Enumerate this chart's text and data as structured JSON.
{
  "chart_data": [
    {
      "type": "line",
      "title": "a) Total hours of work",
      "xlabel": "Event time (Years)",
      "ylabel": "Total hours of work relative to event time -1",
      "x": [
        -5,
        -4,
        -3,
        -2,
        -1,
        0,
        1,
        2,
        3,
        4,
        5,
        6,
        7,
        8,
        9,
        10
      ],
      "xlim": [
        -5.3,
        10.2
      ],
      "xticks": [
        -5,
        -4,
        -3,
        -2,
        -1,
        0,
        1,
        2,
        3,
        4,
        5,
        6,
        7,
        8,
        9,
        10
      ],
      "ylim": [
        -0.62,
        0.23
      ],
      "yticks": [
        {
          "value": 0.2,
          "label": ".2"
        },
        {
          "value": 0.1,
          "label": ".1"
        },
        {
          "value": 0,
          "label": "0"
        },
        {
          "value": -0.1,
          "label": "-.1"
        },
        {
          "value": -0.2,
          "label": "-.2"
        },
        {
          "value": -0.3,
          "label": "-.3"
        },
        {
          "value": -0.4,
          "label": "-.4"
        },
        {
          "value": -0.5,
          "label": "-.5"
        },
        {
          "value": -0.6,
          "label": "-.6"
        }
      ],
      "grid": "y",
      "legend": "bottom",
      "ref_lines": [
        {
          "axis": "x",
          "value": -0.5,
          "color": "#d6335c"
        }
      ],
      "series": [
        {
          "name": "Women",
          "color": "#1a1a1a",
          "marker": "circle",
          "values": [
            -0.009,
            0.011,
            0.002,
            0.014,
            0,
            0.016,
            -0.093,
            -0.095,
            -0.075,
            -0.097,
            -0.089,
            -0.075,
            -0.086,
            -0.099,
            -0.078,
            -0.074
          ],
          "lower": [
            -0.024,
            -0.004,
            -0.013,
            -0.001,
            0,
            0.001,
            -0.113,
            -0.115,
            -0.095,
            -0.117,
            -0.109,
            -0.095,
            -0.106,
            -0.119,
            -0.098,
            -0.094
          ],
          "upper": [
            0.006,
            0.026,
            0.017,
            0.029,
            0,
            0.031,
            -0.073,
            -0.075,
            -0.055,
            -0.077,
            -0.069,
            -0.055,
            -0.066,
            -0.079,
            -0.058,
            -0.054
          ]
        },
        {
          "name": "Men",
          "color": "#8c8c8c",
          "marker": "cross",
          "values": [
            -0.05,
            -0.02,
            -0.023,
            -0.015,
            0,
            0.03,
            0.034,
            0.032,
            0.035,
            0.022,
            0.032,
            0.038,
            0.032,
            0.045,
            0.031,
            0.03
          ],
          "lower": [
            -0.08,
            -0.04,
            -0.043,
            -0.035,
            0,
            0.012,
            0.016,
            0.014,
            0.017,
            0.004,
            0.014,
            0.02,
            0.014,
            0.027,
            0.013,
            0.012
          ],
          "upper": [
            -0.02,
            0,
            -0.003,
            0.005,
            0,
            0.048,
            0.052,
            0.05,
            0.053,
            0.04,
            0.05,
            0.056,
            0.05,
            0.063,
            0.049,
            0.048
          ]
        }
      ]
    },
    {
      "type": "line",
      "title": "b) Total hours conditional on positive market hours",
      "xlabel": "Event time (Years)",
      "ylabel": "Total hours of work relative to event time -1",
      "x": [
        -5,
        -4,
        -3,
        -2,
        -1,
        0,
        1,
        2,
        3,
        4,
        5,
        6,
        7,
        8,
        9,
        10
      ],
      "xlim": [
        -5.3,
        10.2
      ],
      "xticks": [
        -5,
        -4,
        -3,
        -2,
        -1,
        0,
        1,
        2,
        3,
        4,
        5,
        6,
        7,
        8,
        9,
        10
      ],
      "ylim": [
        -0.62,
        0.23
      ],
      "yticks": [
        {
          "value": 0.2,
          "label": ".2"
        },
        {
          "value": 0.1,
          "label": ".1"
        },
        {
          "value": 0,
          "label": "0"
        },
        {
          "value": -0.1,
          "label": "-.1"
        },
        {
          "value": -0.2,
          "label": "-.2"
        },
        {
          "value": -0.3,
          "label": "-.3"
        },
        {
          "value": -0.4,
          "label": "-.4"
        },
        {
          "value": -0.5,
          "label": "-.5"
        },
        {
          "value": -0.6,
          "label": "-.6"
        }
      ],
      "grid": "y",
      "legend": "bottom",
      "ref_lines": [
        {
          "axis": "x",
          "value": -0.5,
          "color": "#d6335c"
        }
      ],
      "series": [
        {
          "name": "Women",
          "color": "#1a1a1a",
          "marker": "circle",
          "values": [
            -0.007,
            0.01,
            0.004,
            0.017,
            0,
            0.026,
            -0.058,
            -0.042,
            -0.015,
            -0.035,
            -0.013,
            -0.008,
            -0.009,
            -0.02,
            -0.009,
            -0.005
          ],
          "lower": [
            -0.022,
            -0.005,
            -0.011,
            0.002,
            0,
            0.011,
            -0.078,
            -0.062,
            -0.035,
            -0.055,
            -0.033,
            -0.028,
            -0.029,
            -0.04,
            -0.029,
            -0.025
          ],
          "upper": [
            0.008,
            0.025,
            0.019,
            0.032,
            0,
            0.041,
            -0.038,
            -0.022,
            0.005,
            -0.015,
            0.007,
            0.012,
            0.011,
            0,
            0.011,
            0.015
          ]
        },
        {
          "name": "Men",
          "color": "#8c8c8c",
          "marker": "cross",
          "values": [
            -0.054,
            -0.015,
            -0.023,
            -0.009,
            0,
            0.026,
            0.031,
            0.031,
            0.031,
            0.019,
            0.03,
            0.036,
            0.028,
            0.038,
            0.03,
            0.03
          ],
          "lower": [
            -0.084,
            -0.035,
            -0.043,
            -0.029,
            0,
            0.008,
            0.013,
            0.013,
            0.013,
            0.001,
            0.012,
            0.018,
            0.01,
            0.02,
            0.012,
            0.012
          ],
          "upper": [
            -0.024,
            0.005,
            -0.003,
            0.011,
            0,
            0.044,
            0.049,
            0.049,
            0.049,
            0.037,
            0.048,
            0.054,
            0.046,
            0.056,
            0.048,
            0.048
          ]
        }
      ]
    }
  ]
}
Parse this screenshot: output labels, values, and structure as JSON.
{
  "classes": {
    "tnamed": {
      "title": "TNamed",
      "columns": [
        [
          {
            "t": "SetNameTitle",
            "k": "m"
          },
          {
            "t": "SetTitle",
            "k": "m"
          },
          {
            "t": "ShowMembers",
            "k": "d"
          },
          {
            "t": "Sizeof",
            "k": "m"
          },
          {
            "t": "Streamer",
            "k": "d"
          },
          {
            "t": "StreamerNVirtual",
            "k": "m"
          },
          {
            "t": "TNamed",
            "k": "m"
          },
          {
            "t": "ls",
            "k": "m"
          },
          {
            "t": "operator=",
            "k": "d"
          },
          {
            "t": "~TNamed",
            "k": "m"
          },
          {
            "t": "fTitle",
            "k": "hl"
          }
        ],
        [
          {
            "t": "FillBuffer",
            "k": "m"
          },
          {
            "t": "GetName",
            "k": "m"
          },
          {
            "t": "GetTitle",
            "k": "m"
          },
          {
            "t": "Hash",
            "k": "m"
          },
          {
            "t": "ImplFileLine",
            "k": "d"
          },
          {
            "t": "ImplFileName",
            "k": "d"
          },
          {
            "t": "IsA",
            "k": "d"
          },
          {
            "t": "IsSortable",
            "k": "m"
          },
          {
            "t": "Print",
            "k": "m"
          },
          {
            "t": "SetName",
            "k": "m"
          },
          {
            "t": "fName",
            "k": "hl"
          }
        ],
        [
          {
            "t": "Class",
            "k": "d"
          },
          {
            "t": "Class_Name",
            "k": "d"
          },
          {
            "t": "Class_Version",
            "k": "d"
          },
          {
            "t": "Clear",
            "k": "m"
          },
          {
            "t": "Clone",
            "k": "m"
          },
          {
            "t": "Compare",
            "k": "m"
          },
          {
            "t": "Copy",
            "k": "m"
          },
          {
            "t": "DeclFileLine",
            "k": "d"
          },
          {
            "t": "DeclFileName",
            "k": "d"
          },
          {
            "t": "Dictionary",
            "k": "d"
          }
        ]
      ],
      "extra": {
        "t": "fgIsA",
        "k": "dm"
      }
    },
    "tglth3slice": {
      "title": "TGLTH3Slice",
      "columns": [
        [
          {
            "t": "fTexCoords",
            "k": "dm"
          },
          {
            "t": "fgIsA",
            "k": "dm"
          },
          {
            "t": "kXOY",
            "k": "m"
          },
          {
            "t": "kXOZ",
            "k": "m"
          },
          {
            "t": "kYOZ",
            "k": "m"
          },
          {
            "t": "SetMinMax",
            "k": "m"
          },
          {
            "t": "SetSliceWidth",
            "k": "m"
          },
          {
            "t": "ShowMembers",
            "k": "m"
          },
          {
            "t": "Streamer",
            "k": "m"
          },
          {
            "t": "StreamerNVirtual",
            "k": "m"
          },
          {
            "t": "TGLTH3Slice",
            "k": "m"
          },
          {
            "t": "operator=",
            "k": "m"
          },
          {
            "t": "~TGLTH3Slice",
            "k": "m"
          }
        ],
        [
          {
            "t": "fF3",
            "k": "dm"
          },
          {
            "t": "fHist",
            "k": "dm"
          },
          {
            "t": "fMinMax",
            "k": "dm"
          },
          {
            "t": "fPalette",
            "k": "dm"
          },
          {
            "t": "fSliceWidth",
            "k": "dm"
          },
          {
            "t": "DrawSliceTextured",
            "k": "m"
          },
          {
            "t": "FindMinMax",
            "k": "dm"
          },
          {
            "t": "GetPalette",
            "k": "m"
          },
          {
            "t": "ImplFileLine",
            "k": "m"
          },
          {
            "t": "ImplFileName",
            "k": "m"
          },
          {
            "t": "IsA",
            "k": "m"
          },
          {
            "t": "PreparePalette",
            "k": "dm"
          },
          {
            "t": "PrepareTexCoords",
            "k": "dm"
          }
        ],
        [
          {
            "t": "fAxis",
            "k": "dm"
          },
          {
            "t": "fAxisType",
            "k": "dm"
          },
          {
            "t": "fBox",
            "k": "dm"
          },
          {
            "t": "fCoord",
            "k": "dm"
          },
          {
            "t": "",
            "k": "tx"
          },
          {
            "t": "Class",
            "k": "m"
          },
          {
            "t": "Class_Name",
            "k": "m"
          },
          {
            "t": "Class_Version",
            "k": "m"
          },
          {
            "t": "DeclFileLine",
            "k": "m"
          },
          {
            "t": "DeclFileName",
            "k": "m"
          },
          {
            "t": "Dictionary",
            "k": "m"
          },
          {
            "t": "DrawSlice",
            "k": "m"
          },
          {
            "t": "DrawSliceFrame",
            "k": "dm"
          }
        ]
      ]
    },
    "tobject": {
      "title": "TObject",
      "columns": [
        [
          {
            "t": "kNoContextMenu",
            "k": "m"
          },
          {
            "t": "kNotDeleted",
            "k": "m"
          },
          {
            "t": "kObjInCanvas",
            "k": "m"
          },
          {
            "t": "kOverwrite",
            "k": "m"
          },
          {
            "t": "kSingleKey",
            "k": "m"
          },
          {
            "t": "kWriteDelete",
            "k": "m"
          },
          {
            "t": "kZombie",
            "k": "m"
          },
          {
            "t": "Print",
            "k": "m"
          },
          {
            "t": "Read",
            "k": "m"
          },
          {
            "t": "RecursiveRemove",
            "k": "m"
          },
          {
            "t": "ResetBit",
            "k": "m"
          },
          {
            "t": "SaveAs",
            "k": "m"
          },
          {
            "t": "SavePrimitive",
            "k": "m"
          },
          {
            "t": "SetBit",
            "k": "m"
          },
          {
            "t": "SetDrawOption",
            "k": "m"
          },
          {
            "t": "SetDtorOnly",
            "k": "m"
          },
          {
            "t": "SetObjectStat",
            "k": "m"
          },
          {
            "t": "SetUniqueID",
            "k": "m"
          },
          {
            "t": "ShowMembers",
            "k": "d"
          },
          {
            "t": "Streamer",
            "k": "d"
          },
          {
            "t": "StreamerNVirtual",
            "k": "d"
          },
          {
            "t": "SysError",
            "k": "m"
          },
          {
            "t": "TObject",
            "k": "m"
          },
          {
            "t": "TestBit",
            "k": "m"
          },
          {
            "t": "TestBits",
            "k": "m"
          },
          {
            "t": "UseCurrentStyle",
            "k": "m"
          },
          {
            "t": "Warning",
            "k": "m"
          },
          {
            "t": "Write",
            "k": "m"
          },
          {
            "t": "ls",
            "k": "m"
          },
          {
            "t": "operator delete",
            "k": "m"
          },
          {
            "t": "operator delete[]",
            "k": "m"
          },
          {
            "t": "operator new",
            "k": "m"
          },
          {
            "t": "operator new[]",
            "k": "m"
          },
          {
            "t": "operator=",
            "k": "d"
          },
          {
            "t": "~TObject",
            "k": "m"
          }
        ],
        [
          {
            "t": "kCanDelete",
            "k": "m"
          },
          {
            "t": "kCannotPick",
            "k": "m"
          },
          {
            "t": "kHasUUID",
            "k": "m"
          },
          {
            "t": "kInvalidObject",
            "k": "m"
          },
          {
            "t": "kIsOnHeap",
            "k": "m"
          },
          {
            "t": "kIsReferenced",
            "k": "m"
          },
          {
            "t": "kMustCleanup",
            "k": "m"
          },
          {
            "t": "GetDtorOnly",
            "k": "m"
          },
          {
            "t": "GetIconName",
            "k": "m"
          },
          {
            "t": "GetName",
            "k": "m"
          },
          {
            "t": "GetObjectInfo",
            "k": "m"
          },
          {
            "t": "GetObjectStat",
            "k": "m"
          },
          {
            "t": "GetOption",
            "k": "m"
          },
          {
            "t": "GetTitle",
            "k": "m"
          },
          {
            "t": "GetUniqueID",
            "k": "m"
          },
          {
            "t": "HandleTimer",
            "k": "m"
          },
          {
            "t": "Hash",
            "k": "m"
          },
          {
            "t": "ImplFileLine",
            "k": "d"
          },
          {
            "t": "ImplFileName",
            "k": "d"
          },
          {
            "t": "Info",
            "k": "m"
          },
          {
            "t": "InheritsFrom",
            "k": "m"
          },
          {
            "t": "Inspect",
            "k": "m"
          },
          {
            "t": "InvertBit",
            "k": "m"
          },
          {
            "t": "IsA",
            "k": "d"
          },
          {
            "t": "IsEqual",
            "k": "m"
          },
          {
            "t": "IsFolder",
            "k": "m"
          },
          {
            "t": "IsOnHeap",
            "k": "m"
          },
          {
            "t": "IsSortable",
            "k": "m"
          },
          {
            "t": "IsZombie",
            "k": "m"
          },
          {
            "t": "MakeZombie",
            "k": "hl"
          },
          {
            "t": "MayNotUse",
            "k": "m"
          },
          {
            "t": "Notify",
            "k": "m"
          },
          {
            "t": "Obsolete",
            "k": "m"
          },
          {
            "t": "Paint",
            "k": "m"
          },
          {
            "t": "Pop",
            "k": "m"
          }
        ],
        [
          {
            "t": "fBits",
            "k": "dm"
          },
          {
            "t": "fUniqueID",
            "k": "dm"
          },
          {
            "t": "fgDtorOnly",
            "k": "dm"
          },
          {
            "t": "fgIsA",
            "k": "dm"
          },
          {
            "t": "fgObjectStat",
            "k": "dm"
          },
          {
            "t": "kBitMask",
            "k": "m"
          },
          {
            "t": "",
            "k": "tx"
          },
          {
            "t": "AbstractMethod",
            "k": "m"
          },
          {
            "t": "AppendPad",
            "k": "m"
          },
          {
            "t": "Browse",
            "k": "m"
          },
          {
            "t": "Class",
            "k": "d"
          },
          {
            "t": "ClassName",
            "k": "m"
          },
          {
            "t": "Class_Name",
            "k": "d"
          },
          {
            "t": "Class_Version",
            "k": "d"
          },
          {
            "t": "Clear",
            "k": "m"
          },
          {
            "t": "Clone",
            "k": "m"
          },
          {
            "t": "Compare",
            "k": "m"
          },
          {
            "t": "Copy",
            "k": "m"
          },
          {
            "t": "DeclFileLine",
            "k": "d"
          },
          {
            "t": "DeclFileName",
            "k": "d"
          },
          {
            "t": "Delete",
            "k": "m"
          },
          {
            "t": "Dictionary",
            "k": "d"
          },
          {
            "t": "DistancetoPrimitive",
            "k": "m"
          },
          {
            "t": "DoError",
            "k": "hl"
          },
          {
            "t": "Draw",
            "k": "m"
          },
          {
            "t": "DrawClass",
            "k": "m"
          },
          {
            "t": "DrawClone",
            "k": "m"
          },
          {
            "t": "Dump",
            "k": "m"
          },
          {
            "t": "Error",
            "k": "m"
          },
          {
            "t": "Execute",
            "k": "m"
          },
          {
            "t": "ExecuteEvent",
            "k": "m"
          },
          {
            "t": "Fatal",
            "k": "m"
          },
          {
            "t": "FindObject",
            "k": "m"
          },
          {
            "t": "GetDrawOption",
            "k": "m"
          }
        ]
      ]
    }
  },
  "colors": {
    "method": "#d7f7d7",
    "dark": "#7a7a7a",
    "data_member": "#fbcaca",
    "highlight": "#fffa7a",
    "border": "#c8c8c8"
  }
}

:::

Pick out the lines above containing the word "JSON", then copy them.

The response
Enumerate this chart's text and data as structured JSON.
Parse this screenshot: output labels, values, and structure as JSON.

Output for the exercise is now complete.